Task
Compile every line that includes the word "page".

Task inputs
## begin
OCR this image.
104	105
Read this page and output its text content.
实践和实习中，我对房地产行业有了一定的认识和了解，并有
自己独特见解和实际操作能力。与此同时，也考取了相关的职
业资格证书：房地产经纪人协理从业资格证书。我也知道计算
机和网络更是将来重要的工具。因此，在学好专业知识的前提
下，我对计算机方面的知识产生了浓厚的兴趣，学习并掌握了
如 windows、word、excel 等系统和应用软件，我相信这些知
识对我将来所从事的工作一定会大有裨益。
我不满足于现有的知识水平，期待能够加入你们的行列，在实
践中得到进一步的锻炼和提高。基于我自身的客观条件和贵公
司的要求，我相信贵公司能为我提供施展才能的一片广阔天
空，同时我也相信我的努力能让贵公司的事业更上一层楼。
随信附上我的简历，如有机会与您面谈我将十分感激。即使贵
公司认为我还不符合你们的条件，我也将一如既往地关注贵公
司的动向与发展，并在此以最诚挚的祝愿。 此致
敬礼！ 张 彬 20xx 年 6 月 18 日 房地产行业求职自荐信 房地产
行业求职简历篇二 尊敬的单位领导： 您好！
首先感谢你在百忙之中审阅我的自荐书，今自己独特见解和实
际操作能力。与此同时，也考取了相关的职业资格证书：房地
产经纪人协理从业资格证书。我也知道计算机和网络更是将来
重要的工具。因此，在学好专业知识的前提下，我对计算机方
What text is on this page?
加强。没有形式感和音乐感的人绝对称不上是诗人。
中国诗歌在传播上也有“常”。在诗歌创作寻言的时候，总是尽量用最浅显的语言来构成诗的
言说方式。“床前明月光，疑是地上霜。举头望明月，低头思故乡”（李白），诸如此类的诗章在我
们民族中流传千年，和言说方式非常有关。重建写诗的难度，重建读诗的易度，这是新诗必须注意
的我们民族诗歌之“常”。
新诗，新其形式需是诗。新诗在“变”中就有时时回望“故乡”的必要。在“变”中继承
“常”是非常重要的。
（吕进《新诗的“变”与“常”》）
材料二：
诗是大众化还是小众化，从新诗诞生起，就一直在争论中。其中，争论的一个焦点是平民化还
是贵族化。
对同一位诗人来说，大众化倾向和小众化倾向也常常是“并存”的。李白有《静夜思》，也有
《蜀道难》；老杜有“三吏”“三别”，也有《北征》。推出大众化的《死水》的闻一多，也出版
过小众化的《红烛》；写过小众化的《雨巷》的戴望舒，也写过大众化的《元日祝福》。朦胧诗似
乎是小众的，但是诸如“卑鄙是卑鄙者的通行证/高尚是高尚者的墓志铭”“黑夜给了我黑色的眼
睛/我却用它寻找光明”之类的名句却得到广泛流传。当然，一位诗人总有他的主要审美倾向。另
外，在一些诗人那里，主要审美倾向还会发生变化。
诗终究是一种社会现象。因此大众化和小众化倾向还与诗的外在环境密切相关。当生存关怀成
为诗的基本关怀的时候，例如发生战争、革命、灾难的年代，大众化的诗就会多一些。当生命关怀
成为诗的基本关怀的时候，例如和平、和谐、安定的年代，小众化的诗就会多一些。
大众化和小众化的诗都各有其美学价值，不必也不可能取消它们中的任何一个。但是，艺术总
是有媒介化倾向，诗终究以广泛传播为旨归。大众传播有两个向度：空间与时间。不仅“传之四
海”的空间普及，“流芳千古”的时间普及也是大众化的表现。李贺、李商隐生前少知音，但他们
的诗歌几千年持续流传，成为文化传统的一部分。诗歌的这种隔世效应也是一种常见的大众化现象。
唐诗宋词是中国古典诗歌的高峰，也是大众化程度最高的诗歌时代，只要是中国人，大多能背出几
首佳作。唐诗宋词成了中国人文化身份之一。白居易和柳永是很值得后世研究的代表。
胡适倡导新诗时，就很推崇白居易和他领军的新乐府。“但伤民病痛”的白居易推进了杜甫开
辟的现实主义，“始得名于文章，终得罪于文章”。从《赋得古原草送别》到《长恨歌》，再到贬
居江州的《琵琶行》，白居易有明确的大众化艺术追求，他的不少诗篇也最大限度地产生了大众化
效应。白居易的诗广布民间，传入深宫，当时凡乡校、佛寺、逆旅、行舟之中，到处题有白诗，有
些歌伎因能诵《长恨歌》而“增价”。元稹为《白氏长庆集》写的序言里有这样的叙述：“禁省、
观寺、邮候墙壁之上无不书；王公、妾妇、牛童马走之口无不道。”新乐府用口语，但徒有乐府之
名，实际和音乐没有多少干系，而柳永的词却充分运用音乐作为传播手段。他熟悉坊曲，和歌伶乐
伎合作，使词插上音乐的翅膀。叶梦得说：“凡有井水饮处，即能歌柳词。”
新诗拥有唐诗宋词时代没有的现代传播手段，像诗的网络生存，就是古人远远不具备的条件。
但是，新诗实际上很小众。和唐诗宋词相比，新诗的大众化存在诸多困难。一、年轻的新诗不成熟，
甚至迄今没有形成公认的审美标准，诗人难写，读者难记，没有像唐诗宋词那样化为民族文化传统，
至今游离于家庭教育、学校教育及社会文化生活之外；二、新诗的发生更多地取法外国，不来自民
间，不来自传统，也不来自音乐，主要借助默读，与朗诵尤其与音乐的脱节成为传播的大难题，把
## end
Solution to this problem
Read this page and output its text content.
What text is on this page?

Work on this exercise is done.